Excerpts from a figure dataset
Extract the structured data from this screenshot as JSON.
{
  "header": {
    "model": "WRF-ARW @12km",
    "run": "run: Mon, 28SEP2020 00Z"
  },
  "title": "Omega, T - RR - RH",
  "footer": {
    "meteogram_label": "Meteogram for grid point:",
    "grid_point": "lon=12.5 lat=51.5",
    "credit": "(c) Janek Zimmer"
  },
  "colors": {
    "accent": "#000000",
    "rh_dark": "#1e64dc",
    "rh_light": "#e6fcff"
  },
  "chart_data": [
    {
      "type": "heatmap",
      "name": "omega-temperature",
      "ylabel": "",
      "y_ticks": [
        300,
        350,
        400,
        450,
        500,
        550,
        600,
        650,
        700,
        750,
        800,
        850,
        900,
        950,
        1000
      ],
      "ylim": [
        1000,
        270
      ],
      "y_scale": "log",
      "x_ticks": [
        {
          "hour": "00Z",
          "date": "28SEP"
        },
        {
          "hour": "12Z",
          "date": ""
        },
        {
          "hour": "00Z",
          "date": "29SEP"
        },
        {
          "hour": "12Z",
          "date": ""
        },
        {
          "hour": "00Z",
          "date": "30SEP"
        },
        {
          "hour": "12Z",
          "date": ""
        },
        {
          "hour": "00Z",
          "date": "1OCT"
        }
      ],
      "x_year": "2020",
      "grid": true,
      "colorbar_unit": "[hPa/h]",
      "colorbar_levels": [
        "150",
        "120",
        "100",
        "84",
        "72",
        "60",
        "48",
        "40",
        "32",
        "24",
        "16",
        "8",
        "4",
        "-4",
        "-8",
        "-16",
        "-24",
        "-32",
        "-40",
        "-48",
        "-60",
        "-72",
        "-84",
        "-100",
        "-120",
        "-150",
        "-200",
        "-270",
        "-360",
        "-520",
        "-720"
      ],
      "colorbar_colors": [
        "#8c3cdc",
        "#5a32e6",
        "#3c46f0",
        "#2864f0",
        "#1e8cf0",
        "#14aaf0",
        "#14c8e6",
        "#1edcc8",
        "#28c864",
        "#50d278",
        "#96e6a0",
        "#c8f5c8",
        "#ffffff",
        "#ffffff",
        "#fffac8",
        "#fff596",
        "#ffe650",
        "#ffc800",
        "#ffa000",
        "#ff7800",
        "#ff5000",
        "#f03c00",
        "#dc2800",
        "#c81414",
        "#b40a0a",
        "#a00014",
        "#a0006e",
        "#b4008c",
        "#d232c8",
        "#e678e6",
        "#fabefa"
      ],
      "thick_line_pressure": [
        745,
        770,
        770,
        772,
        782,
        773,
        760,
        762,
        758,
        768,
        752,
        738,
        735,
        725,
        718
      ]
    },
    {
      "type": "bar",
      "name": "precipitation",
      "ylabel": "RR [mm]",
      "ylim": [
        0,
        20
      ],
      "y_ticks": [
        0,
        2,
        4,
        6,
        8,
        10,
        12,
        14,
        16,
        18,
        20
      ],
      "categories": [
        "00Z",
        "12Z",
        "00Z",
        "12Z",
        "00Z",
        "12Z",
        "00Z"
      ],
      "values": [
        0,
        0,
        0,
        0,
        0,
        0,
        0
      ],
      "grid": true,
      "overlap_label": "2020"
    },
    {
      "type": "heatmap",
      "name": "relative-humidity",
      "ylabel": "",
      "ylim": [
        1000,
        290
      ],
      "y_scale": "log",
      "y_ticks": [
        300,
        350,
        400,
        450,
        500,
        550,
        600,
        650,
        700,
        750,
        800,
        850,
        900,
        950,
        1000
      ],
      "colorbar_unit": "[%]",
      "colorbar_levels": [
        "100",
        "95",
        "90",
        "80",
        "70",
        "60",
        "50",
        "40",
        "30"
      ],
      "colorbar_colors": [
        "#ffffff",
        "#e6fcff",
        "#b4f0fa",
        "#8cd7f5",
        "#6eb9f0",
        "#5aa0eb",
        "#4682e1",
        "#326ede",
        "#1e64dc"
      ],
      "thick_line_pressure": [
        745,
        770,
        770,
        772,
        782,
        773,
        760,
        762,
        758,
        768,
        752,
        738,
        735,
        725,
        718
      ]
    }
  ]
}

- TASK DESCRIPTION -
All of the entries must be quoted exactly; please include each one.

- THE ANSWER -
Extract the structured data from this screenshot as JSON.
{
  "header": {
    "model": "WRF-ARW @12km",
    "run": "run: Mon, 28SEP2020 00Z"
  },
  "title": "Omega, T - RR - RH",
  "footer": {
    "meteogram_label": "Meteogram for grid point:",
    "grid_point": "lon=12.5 lat=51.5",
    "credit": "(c) Janek Zimmer"
  },
  "colors": {
    "accent": "#000000",
    "rh_dark": "#1e64dc",
    "rh_light": "#e6fcff"
  },
  "chart_data": [
    {
      "type": "heatmap",
      "name": "omega-temperature",
      "ylabel": "",
      "y_ticks": [
        300,
        350,
        400,
        450,
        500,
        550,
        600,
        650,
        700,
        750,
        800,
        850,
        900,
        950,
        1000
      ],
      "ylim": [
        1000,
        270
      ],
      "y_scale": "log",
      "x_ticks": [
        {
          "hour": "00Z",
          "date": "28SEP"
        },
        {
          "hour": "12Z",
          "date": ""
        },
        {
          "hour": "00Z",
          "date": "29SEP"
        },
        {
          "hour": "12Z",
          "date": ""
        },
        {
          "hour": "00Z",
          "date": "30SEP"
        },
        {
          "hour": "12Z",
          "date": ""
        },
        {
          "hour": "00Z",
          "date": "1OCT"
        }
      ],
      "x_year": "2020",
      "grid": true,
      "colorbar_unit": "[hPa/h]",
      "colorbar_levels": [
        "150",
        "120",
        "100",
        "84",
        "72",
        "60",
        "48",
        "40",
        "32",
        "24",
        "16",
        "8",
        "4",
        "-4",
        "-8",
        "-16",
        "-24",
        "-32",
        "-40",
        "-48",
        "-60",
        "-72",
        "-84",
        "-100",
        "-120",
        "-150",
        "-200",
        "-270",
        "-360",
        "-520",
        "-720"
      ],
      "colorbar_colors": [
        "#8c3cdc",
        "#5a32e6",
        "#3c46f0",
        "#2864f0",
        "#1e8cf0",
        "#14aaf0",
        "#14c8e6",
        "#1edcc8",
        "#28c864",
        "#50d278",
        "#96e6a0",
        "#c8f5c8",
        "#ffffff",
        "#ffffff",
        "#fffac8",
        "#fff596",
        "#ffe650",
        "#ffc800",
        "#ffa000",
        "#ff7800",
        "#ff5000",
        "#f03c00",
        "#dc2800",
        "#c81414",
        "#b40a0a",
        "#a00014",
        "#a0006e",
        "#b4008c",
        "#d232c8",
        "#e678e6",
        "#fabefa"
      ],
      "thick_line_pressure": [
        745,
        770,
        770,
        772,
        782,
        773,
        760,
        762,
        758,
        768,
        752,
        738,
        735,
        725,
        718
      ]
    },
    {
      "type": "bar",
      "name": "precipitation",
      "ylabel": "RR [mm]",
      "ylim": [
        0,
        20
      ],
      "y_ticks": [
        0,
        2,
        4,
        6,
        8,
        10,
        12,
        14,
        16,
        18,
        20
      ],
      "categories": [
        "00Z",
        "12Z",
        "00Z",
        "12Z",
        "00Z",
        "12Z",
        "00Z"
      ],
      "values": [
        0,
        0,
        0,
        0,
        0,
        0,
        0
      ],
      "grid": true,
      "overlap_label": "2020"
    },
    {
      "type": "heatmap",
      "name": "relative-humidity",
      "ylabel": "",
      "ylim": [
        1000,
        290
      ],
      "y_scale": "log",
      "y_ticks": [
        300,
        350,
        400,
        450,
        500,
        550,
        600,
        650,
        700,
        750,
        800,
        850,
        900,
        950,
        1000
      ],
      "colorbar_unit": "[%]",
      "colorbar_levels": [
        "100",
        "95",
        "90",
        "80",
        "70",
        "60",
        "50",
        "40",
        "30"
      ],
      "colorbar_colors": [
        "#ffffff",
        "#e6fcff",
        "#b4f0fa",
        "#8cd7f5",
        "#6eb9f0",
        "#5aa0eb",
        "#4682e1",
        "#326ede",
        "#1e64dc"
      ],
      "thick_line_pressure": [
        745,
        770,
        770,
        772,
        782,
        773,
        760,
        762,
        758,
        768,
        752,
        738,
        735,
        725,
        718
      ]
    }
  ]
}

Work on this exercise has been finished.